* WHAT THE TASK ASKS: Leave out the pictures and transcribe everything else exactly.

[DATA IN THIS EXERCISE start]

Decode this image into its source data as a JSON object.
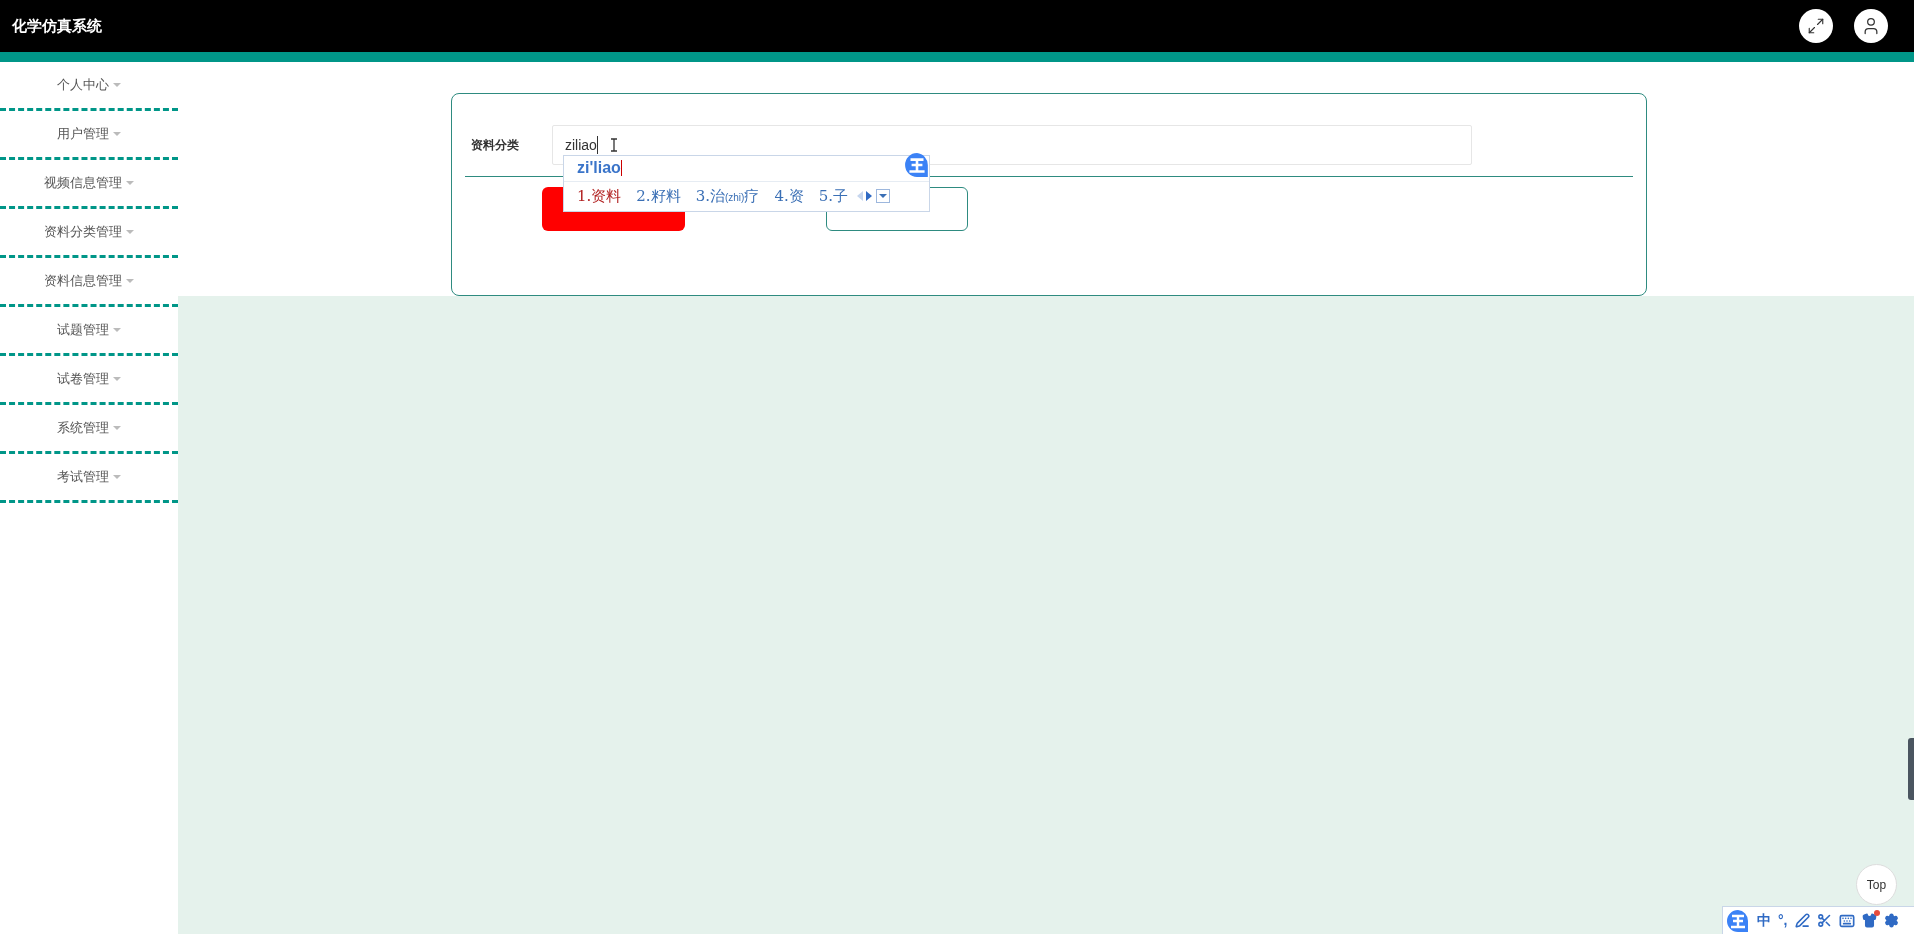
{
  "header": {
    "title": "化学仿真系统"
  },
  "sidebar": {
    "items": [
      {
        "label": "个人中心"
      },
      {
        "label": "用户管理"
      },
      {
        "label": "视频信息管理"
      },
      {
        "label": "资料分类管理"
      },
      {
        "label": "资料信息管理"
      },
      {
        "label": "试题管理"
      },
      {
        "label": "试卷管理"
      },
      {
        "label": "系统管理"
      },
      {
        "label": "考试管理"
      }
    ]
  },
  "form": {
    "label": "资料分类",
    "value": "ziliao"
  },
  "ime_popup": {
    "composition": "zi'liao",
    "candidates": [
      {
        "selected": true,
        "parts": [
          {
            "kind": "text",
            "text": "1.资料"
          }
        ]
      },
      {
        "selected": false,
        "parts": [
          {
            "kind": "text",
            "text": "2.籽料"
          }
        ]
      },
      {
        "selected": false,
        "parts": [
          {
            "kind": "text",
            "text": "3.治"
          },
          {
            "kind": "small",
            "text": "(zhi)"
          },
          {
            "kind": "text",
            "text": "疗"
          }
        ]
      },
      {
        "selected": false,
        "parts": [
          {
            "kind": "text",
            "text": "4.资"
          }
        ]
      },
      {
        "selected": false,
        "parts": [
          {
            "kind": "text",
            "text": "5.子"
          }
        ]
      }
    ]
  },
  "ime_toolbar": {
    "mode": "中",
    "punct": "°,"
  },
  "top_button": {
    "label": "Top"
  }
}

[DATA IN THIS EXERCISE end]

* ANSWER FOR THE TASK:
Decode this image into its source data as a JSON object.
{
  "header": {
    "title": "化学仿真系统"
  },
  "sidebar": {
    "items": [
      {
        "label": "个人中心"
      },
      {
        "label": "用户管理"
      },
      {
        "label": "视频信息管理"
      },
      {
        "label": "资料分类管理"
      },
      {
        "label": "资料信息管理"
      },
      {
        "label": "试题管理"
      },
      {
        "label": "试卷管理"
      },
      {
        "label": "系统管理"
      },
      {
        "label": "考试管理"
      }
    ]
  },
  "form": {
    "label": "资料分类",
    "value": "ziliao"
  },
  "ime_popup": {
    "composition": "zi'liao",
    "candidates": [
      {
        "selected": true,
        "parts": [
          {
            "kind": "text",
            "text": "1.资料"
          }
        ]
      },
      {
        "selected": false,
        "parts": [
          {
            "kind": "text",
            "text": "2.籽料"
          }
        ]
      },
      {
        "selected": false,
        "parts": [
          {
            "kind": "text",
            "text": "3.治"
          },
          {
            "kind": "small",
            "text": "(zhi)"
          },
          {
            "kind": "text",
            "text": "疗"
          }
        ]
      },
      {
        "selected": false,
        "parts": [
          {
            "kind": "text",
            "text": "4.资"
          }
        ]
      },
      {
        "selected": false,
        "parts": [
          {
            "kind": "text",
            "text": "5.子"
          }
        ]
      }
    ]
  },
  "ime_toolbar": {
    "mode": "中",
    "punct": "°,"
  },
  "top_button": {
    "label": "Top"
  }
}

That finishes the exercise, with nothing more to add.